### The exercise
Quote all of the entries word for word.
Begin Data for processing
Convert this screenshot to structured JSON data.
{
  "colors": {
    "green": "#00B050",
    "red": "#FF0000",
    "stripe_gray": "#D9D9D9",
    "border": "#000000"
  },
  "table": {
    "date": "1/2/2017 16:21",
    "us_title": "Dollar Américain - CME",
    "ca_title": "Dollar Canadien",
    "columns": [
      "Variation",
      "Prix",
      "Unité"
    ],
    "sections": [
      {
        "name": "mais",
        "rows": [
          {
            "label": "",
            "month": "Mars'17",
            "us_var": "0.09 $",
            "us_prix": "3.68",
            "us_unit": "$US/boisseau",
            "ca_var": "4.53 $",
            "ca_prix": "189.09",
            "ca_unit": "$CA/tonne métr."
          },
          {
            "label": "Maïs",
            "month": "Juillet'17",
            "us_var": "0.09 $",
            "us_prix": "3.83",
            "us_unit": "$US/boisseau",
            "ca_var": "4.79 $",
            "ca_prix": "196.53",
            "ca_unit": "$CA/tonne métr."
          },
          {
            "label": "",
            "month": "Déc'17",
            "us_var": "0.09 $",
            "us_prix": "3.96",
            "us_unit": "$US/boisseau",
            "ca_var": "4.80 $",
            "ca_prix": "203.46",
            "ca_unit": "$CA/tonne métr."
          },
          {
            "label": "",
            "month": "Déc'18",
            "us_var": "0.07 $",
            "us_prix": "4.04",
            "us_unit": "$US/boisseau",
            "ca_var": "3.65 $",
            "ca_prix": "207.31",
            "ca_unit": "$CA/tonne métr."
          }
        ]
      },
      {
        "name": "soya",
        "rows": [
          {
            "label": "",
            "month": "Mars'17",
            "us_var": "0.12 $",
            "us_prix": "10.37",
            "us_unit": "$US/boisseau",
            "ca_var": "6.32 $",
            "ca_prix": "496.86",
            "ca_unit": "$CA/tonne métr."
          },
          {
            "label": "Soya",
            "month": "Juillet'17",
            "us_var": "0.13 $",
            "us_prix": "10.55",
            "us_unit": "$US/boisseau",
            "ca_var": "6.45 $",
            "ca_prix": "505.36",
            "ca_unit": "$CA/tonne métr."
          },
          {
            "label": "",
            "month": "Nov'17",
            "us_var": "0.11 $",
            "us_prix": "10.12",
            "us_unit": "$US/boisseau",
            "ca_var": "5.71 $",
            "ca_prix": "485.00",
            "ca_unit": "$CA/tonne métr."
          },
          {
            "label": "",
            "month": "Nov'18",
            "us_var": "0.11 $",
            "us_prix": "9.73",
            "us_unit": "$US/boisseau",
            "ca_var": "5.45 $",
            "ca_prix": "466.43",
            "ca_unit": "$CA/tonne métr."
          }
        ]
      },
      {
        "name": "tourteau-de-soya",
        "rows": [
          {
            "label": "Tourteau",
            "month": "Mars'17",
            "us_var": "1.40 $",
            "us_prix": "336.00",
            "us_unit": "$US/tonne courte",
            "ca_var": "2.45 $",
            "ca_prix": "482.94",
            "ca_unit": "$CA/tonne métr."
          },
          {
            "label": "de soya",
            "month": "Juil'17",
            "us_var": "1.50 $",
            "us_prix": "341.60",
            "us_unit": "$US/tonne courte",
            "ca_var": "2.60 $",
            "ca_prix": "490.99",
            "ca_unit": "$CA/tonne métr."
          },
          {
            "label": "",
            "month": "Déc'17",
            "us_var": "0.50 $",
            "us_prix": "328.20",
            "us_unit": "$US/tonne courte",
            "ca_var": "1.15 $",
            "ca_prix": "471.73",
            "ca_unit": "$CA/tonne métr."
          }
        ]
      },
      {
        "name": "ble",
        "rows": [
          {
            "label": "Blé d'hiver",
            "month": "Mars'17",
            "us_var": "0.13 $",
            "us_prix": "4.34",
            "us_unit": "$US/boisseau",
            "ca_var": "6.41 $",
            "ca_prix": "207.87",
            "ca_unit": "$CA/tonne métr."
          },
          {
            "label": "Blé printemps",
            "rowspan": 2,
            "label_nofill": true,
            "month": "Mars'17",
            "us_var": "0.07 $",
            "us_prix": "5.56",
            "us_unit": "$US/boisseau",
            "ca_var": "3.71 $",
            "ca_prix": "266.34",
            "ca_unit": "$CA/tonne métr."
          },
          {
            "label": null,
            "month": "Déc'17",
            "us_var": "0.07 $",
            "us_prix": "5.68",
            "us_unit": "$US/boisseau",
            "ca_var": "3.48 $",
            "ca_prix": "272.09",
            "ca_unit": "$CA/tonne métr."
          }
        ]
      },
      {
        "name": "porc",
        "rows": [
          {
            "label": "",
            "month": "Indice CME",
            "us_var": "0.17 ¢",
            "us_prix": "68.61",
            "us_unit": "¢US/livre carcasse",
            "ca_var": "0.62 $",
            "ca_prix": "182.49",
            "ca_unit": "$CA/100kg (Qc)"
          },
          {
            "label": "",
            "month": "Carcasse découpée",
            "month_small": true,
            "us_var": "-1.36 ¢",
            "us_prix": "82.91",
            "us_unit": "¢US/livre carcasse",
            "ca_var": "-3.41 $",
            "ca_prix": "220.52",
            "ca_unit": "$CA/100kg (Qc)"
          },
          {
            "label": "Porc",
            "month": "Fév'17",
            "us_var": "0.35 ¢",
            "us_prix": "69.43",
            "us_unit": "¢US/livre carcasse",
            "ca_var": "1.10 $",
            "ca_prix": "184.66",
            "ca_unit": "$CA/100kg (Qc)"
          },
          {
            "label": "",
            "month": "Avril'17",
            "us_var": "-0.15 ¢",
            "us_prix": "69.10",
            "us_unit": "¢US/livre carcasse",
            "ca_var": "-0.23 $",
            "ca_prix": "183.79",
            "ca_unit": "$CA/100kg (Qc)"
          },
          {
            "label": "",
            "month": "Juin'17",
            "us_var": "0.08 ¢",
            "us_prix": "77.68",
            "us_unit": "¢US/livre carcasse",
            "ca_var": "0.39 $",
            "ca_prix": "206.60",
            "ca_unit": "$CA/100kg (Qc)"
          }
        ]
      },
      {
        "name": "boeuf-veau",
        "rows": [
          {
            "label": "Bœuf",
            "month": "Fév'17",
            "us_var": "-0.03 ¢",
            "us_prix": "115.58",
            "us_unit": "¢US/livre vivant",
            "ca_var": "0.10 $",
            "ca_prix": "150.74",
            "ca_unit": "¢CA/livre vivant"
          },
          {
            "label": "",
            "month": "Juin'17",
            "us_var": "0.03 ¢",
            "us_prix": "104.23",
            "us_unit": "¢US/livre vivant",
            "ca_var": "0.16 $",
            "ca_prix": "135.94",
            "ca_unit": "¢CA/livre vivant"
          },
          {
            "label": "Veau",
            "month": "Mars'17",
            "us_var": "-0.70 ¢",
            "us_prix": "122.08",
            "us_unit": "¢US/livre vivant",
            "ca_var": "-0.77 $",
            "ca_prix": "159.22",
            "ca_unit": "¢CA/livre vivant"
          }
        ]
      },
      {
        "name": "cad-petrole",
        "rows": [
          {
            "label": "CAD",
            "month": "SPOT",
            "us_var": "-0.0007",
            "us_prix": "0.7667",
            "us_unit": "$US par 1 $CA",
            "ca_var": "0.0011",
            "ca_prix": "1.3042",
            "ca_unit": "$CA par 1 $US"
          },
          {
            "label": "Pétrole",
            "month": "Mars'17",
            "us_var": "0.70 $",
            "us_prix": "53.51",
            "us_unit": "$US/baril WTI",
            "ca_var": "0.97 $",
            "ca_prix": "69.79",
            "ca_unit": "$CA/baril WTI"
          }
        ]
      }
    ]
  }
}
End Data for processing
### Final answer
Convert this screenshot to structured JSON data.
{
  "colors": {
    "green": "#00B050",
    "red": "#FF0000",
    "stripe_gray": "#D9D9D9",
    "border": "#000000"
  },
  "table": {
    "date": "1/2/2017 16:21",
    "us_title": "Dollar Américain - CME",
    "ca_title": "Dollar Canadien",
    "columns": [
      "Variation",
      "Prix",
      "Unité"
    ],
    "sections": [
      {
        "name": "mais",
        "rows": [
          {
            "label": "",
            "month": "Mars'17",
            "us_var": "0.09 $",
            "us_prix": "3.68",
            "us_unit": "$US/boisseau",
            "ca_var": "4.53 $",
            "ca_prix": "189.09",
            "ca_unit": "$CA/tonne métr."
          },
          {
            "label": "Maïs",
            "month": "Juillet'17",
            "us_var": "0.09 $",
            "us_prix": "3.83",
            "us_unit": "$US/boisseau",
            "ca_var": "4.79 $",
            "ca_prix": "196.53",
            "ca_unit": "$CA/tonne métr."
          },
          {
            "label": "",
            "month": "Déc'17",
            "us_var": "0.09 $",
            "us_prix": "3.96",
            "us_unit": "$US/boisseau",
            "ca_var": "4.80 $",
            "ca_prix": "203.46",
            "ca_unit": "$CA/tonne métr."
          },
          {
            "label": "",
            "month": "Déc'18",
            "us_var": "0.07 $",
            "us_prix": "4.04",
            "us_unit": "$US/boisseau",
            "ca_var": "3.65 $",
            "ca_prix": "207.31",
            "ca_unit": "$CA/tonne métr."
          }
        ]
      },
      {
        "name": "soya",
        "rows": [
          {
            "label": "",
            "month": "Mars'17",
            "us_var": "0.12 $",
            "us_prix": "10.37",
            "us_unit": "$US/boisseau",
            "ca_var": "6.32 $",
            "ca_prix": "496.86",
            "ca_unit": "$CA/tonne métr."
          },
          {
            "label": "Soya",
            "month": "Juillet'17",
            "us_var": "0.13 $",
            "us_prix": "10.55",
            "us_unit": "$US/boisseau",
            "ca_var": "6.45 $",
            "ca_prix": "505.36",
            "ca_unit": "$CA/tonne métr."
          },
          {
            "label": "",
            "month": "Nov'17",
            "us_var": "0.11 $",
            "us_prix": "10.12",
            "us_unit": "$US/boisseau",
            "ca_var": "5.71 $",
            "ca_prix": "485.00",
            "ca_unit": "$CA/tonne métr."
          },
          {
            "label": "",
            "month": "Nov'18",
            "us_var": "0.11 $",
            "us_prix": "9.73",
            "us_unit": "$US/boisseau",
            "ca_var": "5.45 $",
            "ca_prix": "466.43",
            "ca_unit": "$CA/tonne métr."
          }
        ]
      },
      {
        "name": "tourteau-de-soya",
        "rows": [
          {
            "label": "Tourteau",
            "month": "Mars'17",
            "us_var": "1.40 $",
            "us_prix": "336.00",
            "us_unit": "$US/tonne courte",
            "ca_var": "2.45 $",
            "ca_prix": "482.94",
            "ca_unit": "$CA/tonne métr."
          },
          {
            "label": "de soya",
            "month": "Juil'17",
            "us_var": "1.50 $",
            "us_prix": "341.60",
            "us_unit": "$US/tonne courte",
            "ca_var": "2.60 $",
            "ca_prix": "490.99",
            "ca_unit": "$CA/tonne métr."
          },
          {
            "label": "",
            "month": "Déc'17",
            "us_var": "0.50 $",
            "us_prix": "328.20",
            "us_unit": "$US/tonne courte",
            "ca_var": "1.15 $",
            "ca_prix": "471.73",
            "ca_unit": "$CA/tonne métr."
          }
        ]
      },
      {
        "name": "ble",
        "rows": [
          {
            "label": "Blé d'hiver",
            "month": "Mars'17",
            "us_var": "0.13 $",
            "us_prix": "4.34",
            "us_unit": "$US/boisseau",
            "ca_var": "6.41 $",
            "ca_prix": "207.87",
            "ca_unit": "$CA/tonne métr."
          },
          {
            "label": "Blé printemps",
            "rowspan": 2,
            "label_nofill": true,
            "month": "Mars'17",
            "us_var": "0.07 $",
            "us_prix": "5.56",
            "us_unit": "$US/boisseau",
            "ca_var": "3.71 $",
            "ca_prix": "266.34",
            "ca_unit": "$CA/tonne métr."
          },
          {
            "label": null,
            "month": "Déc'17",
            "us_var": "0.07 $",
            "us_prix": "5.68",
            "us_unit": "$US/boisseau",
            "ca_var": "3.48 $",
            "ca_prix": "272.09",
            "ca_unit": "$CA/tonne métr."
          }
        ]
      },
      {
        "name": "porc",
        "rows": [
          {
            "label": "",
            "month": "Indice CME",
            "us_var": "0.17 ¢",
            "us_prix": "68.61",
            "us_unit": "¢US/livre carcasse",
            "ca_var": "0.62 $",
            "ca_prix": "182.49",
            "ca_unit": "$CA/100kg (Qc)"
          },
          {
            "label": "",
            "month": "Carcasse découpée",
            "month_small": true,
            "us_var": "-1.36 ¢",
            "us_prix": "82.91",
            "us_unit": "¢US/livre carcasse",
            "ca_var": "-3.41 $",
            "ca_prix": "220.52",
            "ca_unit": "$CA/100kg (Qc)"
          },
          {
            "label": "Porc",
            "month": "Fév'17",
            "us_var": "0.35 ¢",
            "us_prix": "69.43",
            "us_unit": "¢US/livre carcasse",
            "ca_var": "1.10 $",
            "ca_prix": "184.66",
            "ca_unit": "$CA/100kg (Qc)"
          },
          {
            "label": "",
            "month": "Avril'17",
            "us_var": "-0.15 ¢",
            "us_prix": "69.10",
            "us_unit": "¢US/livre carcasse",
            "ca_var": "-0.23 $",
            "ca_prix": "183.79",
            "ca_unit": "$CA/100kg (Qc)"
          },
          {
            "label": "",
            "month": "Juin'17",
            "us_var": "0.08 ¢",
            "us_prix": "77.68",
            "us_unit": "¢US/livre carcasse",
            "ca_var": "0.39 $",
            "ca_prix": "206.60",
            "ca_unit": "$CA/100kg (Qc)"
          }
        ]
      },
      {
        "name": "boeuf-veau",
        "rows": [
          {
            "label": "Bœuf",
            "month": "Fév'17",
            "us_var": "-0.03 ¢",
            "us_prix": "115.58",
            "us_unit": "¢US/livre vivant",
            "ca_var": "0.10 $",
            "ca_prix": "150.74",
            "ca_unit": "¢CA/livre vivant"
          },
          {
            "label": "",
            "month": "Juin'17",
            "us_var": "0.03 ¢",
            "us_prix": "104.23",
            "us_unit": "¢US/livre vivant",
            "ca_var": "0.16 $",
            "ca_prix": "135.94",
            "ca_unit": "¢CA/livre vivant"
          },
          {
            "label": "Veau",
            "month": "Mars'17",
            "us_var": "-0.70 ¢",
            "us_prix": "122.08",
            "us_unit": "¢US/livre vivant",
            "ca_var": "-0.77 $",
            "ca_prix": "159.22",
            "ca_unit": "¢CA/livre vivant"
          }
        ]
      },
      {
        "name": "cad-petrole",
        "rows": [
          {
            "label": "CAD",
            "month": "SPOT",
            "us_var": "-0.0007",
            "us_prix": "0.7667",
            "us_unit": "$US par 1 $CA",
            "ca_var": "0.0011",
            "ca_prix": "1.3042",
            "ca_unit": "$CA par 1 $US"
          },
          {
            "label": "Pétrole",
            "month": "Mars'17",
            "us_var": "0.70 $",
            "us_prix": "53.51",
            "us_unit": "$US/baril WTI",
            "ca_var": "0.97 $",
            "ca_prix": "69.79",
            "ca_unit": "$CA/baril WTI"
          }
        ]
      }
    ]
  }
}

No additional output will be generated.